SOURCE DATA>

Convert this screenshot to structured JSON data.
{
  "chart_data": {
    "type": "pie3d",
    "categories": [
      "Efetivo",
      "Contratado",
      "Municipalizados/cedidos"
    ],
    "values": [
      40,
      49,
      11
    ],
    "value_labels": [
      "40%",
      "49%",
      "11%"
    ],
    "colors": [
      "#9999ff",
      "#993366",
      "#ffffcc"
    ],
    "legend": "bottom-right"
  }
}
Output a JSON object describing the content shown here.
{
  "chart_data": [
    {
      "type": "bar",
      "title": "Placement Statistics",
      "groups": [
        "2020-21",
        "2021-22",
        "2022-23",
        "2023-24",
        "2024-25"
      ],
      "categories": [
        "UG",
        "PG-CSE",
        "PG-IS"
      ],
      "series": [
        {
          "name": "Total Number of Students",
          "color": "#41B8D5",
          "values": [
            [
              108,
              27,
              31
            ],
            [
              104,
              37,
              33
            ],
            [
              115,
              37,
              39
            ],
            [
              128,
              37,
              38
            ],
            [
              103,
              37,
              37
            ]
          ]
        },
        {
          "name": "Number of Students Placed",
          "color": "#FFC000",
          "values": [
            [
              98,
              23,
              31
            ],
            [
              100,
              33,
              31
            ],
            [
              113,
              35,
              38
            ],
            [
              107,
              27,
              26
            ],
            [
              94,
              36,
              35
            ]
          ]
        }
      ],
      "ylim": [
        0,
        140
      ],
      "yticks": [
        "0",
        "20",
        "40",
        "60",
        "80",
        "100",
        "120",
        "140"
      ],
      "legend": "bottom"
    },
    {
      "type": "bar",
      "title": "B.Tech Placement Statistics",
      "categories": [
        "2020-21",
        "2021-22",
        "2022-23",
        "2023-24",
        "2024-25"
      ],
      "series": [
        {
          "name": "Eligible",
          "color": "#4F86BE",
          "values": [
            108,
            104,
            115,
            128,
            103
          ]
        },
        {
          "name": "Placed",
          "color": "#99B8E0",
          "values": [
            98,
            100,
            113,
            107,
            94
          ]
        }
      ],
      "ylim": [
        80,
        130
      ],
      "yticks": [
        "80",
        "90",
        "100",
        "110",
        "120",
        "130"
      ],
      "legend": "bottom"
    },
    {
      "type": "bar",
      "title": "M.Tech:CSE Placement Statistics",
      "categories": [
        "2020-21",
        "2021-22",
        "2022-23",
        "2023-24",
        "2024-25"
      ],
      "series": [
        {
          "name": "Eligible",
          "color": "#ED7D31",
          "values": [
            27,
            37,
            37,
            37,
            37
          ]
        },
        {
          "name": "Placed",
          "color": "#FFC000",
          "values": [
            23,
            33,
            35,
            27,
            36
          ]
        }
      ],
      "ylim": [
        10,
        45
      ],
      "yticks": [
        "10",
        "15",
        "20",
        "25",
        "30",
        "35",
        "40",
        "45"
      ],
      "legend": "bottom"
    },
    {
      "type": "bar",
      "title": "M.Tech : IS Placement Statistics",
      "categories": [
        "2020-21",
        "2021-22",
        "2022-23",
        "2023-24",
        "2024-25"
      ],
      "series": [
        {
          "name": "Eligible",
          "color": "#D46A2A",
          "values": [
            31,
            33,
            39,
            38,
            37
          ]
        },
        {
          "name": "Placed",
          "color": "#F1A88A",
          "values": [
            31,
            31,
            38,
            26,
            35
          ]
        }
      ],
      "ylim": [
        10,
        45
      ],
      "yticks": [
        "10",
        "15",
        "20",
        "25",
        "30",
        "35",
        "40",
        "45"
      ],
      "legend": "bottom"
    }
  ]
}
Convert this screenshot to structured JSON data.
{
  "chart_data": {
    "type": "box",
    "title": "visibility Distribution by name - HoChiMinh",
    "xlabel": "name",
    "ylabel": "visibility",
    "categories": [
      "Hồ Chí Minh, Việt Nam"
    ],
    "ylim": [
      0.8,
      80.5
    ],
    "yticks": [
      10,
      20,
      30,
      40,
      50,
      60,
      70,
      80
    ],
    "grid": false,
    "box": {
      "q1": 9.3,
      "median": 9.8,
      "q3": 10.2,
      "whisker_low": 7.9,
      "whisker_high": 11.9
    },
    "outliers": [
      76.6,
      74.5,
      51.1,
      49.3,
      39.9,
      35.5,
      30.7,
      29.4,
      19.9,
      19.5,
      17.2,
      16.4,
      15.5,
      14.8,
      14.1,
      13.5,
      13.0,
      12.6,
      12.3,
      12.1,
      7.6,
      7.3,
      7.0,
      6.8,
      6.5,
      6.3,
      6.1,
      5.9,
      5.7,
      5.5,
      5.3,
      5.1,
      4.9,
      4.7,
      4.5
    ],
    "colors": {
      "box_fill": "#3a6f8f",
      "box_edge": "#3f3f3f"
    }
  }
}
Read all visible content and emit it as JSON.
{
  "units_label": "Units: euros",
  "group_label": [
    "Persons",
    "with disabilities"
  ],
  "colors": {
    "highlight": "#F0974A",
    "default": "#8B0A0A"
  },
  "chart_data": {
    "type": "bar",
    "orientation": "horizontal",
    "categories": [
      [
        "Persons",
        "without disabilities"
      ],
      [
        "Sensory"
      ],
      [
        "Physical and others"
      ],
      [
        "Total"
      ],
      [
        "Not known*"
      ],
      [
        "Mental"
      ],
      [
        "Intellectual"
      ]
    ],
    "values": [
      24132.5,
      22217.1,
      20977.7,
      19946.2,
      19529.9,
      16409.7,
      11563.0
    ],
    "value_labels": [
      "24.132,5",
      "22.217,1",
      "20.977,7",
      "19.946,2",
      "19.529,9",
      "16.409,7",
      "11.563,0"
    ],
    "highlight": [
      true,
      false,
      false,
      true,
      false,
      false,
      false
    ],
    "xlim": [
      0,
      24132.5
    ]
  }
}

INSTRUCTIONS FOR THE TASK>
Print the entries exactly. Include every one.

RESULT BELOW>
Convert this screenshot to structured JSON data.
{
  "chart_data": {
    "type": "pie3d",
    "categories": [
      "Efetivo",
      "Contratado",
      "Municipalizados/cedidos"
    ],
    "values": [
      40,
      49,
      11
    ],
    "value_labels": [
      "40%",
      "49%",
      "11%"
    ],
    "colors": [
      "#9999ff",
      "#993366",
      "#ffffcc"
    ],
    "legend": "bottom-right"
  }
}
Output a JSON object describing the content shown here.
{
  "chart_data": [
    {
      "type": "bar",
      "title": "Placement Statistics",
      "groups": [
        "2020-21",
        "2021-22",
        "2022-23",
        "2023-24",
        "2024-25"
      ],
      "categories": [
        "UG",
        "PG-CSE",
        "PG-IS"
      ],
      "series": [
        {
          "name": "Total Number of Students",
          "color": "#41B8D5",
          "values": [
            [
              108,
              27,
              31
            ],
            [
              104,
              37,
              33
            ],
            [
              115,
              37,
              39
            ],
            [
              128,
              37,
              38
            ],
            [
              103,
              37,
              37
            ]
          ]
        },
        {
          "name": "Number of Students Placed",
          "color": "#FFC000",
          "values": [
            [
              98,
              23,
              31
            ],
            [
              100,
              33,
              31
            ],
            [
              113,
              35,
              38
            ],
            [
              107,
              27,
              26
            ],
            [
              94,
              36,
              35
            ]
          ]
        }
      ],
      "ylim": [
        0,
        140
      ],
      "yticks": [
        "0",
        "20",
        "40",
        "60",
        "80",
        "100",
        "120",
        "140"
      ],
      "legend": "bottom"
    },
    {
      "type": "bar",
      "title": "B.Tech Placement Statistics",
      "categories": [
        "2020-21",
        "2021-22",
        "2022-23",
        "2023-24",
        "2024-25"
      ],
      "series": [
        {
          "name": "Eligible",
          "color": "#4F86BE",
          "values": [
            108,
            104,
            115,
            128,
            103
          ]
        },
        {
          "name": "Placed",
          "color": "#99B8E0",
          "values": [
            98,
            100,
            113,
            107,
            94
          ]
        }
      ],
      "ylim": [
        80,
        130
      ],
      "yticks": [
        "80",
        "90",
        "100",
        "110",
        "120",
        "130"
      ],
      "legend": "bottom"
    },
    {
      "type": "bar",
      "title": "M.Tech:CSE Placement Statistics",
      "categories": [
        "2020-21",
        "2021-22",
        "2022-23",
        "2023-24",
        "2024-25"
      ],
      "series": [
        {
          "name": "Eligible",
          "color": "#ED7D31",
          "values": [
            27,
            37,
            37,
            37,
            37
          ]
        },
        {
          "name": "Placed",
          "color": "#FFC000",
          "values": [
            23,
            33,
            35,
            27,
            36
          ]
        }
      ],
      "ylim": [
        10,
        45
      ],
      "yticks": [
        "10",
        "15",
        "20",
        "25",
        "30",
        "35",
        "40",
        "45"
      ],
      "legend": "bottom"
    },
    {
      "type": "bar",
      "title": "M.Tech : IS Placement Statistics",
      "categories": [
        "2020-21",
        "2021-22",
        "2022-23",
        "2023-24",
        "2024-25"
      ],
      "series": [
        {
          "name": "Eligible",
          "color": "#D46A2A",
          "values": [
            31,
            33,
            39,
            38,
            37
          ]
        },
        {
          "name": "Placed",
          "color": "#F1A88A",
          "values": [
            31,
            31,
            38,
            26,
            35
          ]
        }
      ],
      "ylim": [
        10,
        45
      ],
      "yticks": [
        "10",
        "15",
        "20",
        "25",
        "30",
        "35",
        "40",
        "45"
      ],
      "legend": "bottom"
    }
  ]
}
Convert this screenshot to structured JSON data.
{
  "chart_data": {
    "type": "box",
    "title": "visibility Distribution by name - HoChiMinh",
    "xlabel": "name",
    "ylabel": "visibility",
    "categories": [
      "Hồ Chí Minh, Việt Nam"
    ],
    "ylim": [
      0.8,
      80.5
    ],
    "yticks": [
      10,
      20,
      30,
      40,
      50,
      60,
      70,
      80
    ],
    "grid": false,
    "box": {
      "q1": 9.3,
      "median": 9.8,
      "q3": 10.2,
      "whisker_low": 7.9,
      "whisker_high": 11.9
    },
    "outliers": [
      76.6,
      74.5,
      51.1,
      49.3,
      39.9,
      35.5,
      30.7,
      29.4,
      19.9,
      19.5,
      17.2,
      16.4,
      15.5,
      14.8,
      14.1,
      13.5,
      13.0,
      12.6,
      12.3,
      12.1,
      7.6,
      7.3,
      7.0,
      6.8,
      6.5,
      6.3,
      6.1,
      5.9,
      5.7,
      5.5,
      5.3,
      5.1,
      4.9,
      4.7,
      4.5
    ],
    "colors": {
      "box_fill": "#3a6f8f",
      "box_edge": "#3f3f3f"
    }
  }
}
Read all visible content and emit it as JSON.
{
  "units_label": "Units: euros",
  "group_label": [
    "Persons",
    "with disabilities"
  ],
  "colors": {
    "highlight": "#F0974A",
    "default": "#8B0A0A"
  },
  "chart_data": {
    "type": "bar",
    "orientation": "horizontal",
    "categories": [
      [
        "Persons",
        "without disabilities"
      ],
      [
        "Sensory"
      ],
      [
        "Physical and others"
      ],
      [
        "Total"
      ],
      [
        "Not known*"
      ],
      [
        "Mental"
      ],
      [
        "Intellectual"
      ]
    ],
    "values": [
      24132.5,
      22217.1,
      20977.7,
      19946.2,
      19529.9,
      16409.7,
      11563.0
    ],
    "value_labels": [
      "24.132,5",
      "22.217,1",
      "20.977,7",
      "19.946,2",
      "19.529,9",
      "16.409,7",
      "11.563,0"
    ],
    "highlight": [
      true,
      false,
      false,
      true,
      false,
      false,
      false
    ],
    "xlim": [
      0,
      24132.5
    ]
  }
}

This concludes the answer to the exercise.